• **AIM OF THE TASK**
Skip the pictures. Transcribe the rest of the data below without changing a word.

:: INPUT

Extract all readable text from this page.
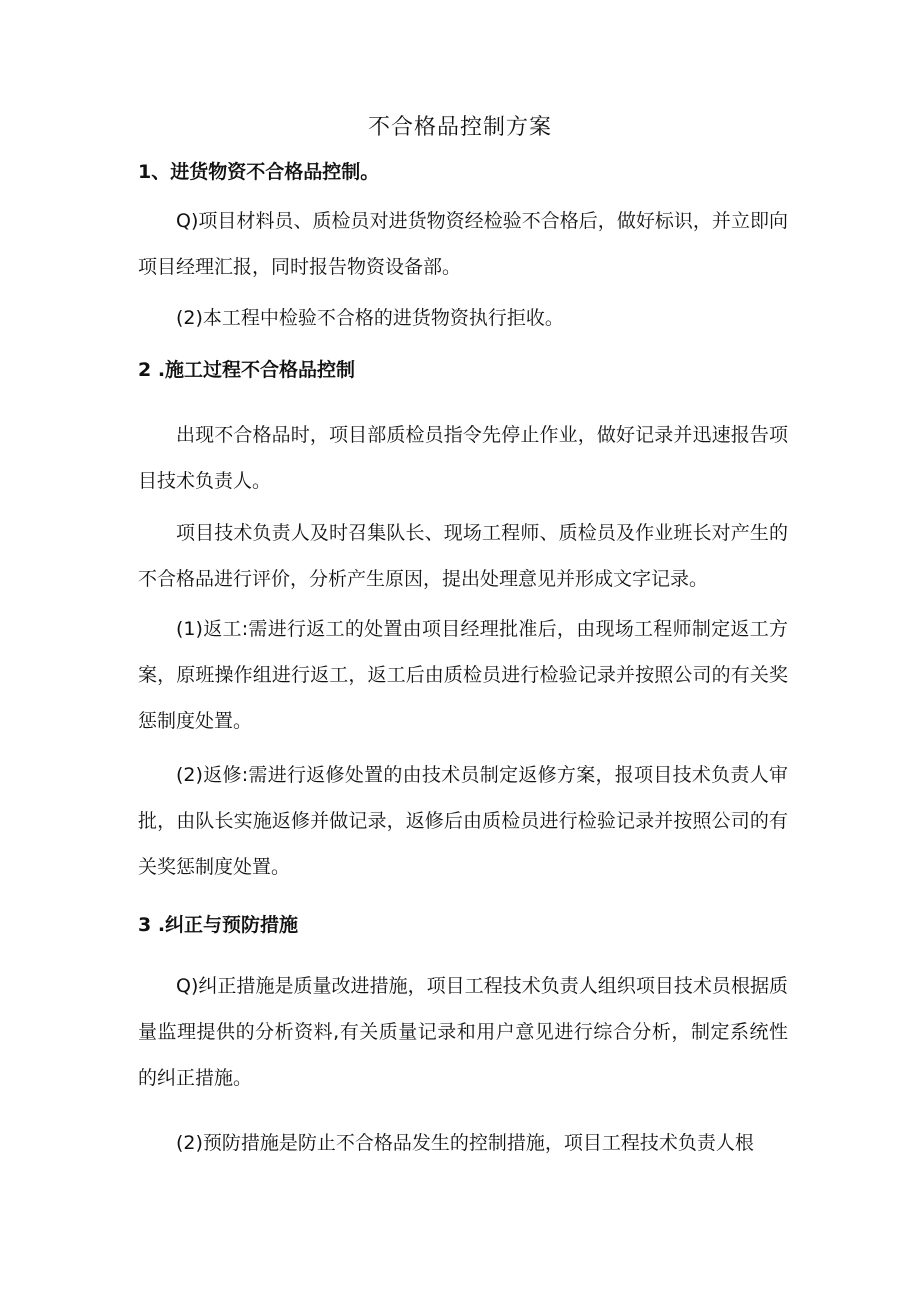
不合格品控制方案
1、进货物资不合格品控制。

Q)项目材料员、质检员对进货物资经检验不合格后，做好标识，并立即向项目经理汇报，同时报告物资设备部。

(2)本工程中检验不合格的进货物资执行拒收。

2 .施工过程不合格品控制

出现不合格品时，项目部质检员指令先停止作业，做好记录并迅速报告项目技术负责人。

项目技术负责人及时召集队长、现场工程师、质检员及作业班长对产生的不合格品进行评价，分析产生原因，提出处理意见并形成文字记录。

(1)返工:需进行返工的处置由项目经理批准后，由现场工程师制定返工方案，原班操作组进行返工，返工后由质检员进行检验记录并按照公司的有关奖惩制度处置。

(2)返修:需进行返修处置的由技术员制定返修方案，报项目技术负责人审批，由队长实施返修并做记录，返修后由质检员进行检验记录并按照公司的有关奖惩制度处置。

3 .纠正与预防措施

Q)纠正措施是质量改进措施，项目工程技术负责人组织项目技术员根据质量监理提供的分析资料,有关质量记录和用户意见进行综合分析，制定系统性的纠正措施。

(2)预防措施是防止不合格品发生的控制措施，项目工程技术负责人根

::::

• **OUTPUT BELOW**
Extract all readable text from this page.
不合格品控制方案
1、进货物资不合格品控制。

Q)项目材料员、质检员对进货物资经检验不合格后，做好标识，并立即向项目经理汇报，同时报告物资设备部。

(2)本工程中检验不合格的进货物资执行拒收。

2 .施工过程不合格品控制

出现不合格品时，项目部质检员指令先停止作业，做好记录并迅速报告项目技术负责人。

项目技术负责人及时召集队长、现场工程师、质检员及作业班长对产生的不合格品进行评价，分析产生原因，提出处理意见并形成文字记录。

(1)返工:需进行返工的处置由项目经理批准后，由现场工程师制定返工方案，原班操作组进行返工，返工后由质检员进行检验记录并按照公司的有关奖惩制度处置。

(2)返修:需进行返修处置的由技术员制定返修方案，报项目技术负责人审批，由队长实施返修并做记录，返修后由质检员进行检验记录并按照公司的有关奖惩制度处置。

3 .纠正与预防措施

Q)纠正措施是质量改进措施，项目工程技术负责人组织项目技术员根据质量监理提供的分析资料,有关质量记录和用户意见进行综合分析，制定系统性的纠正措施。

(2)预防措施是防止不合格品发生的控制措施，项目工程技术负责人根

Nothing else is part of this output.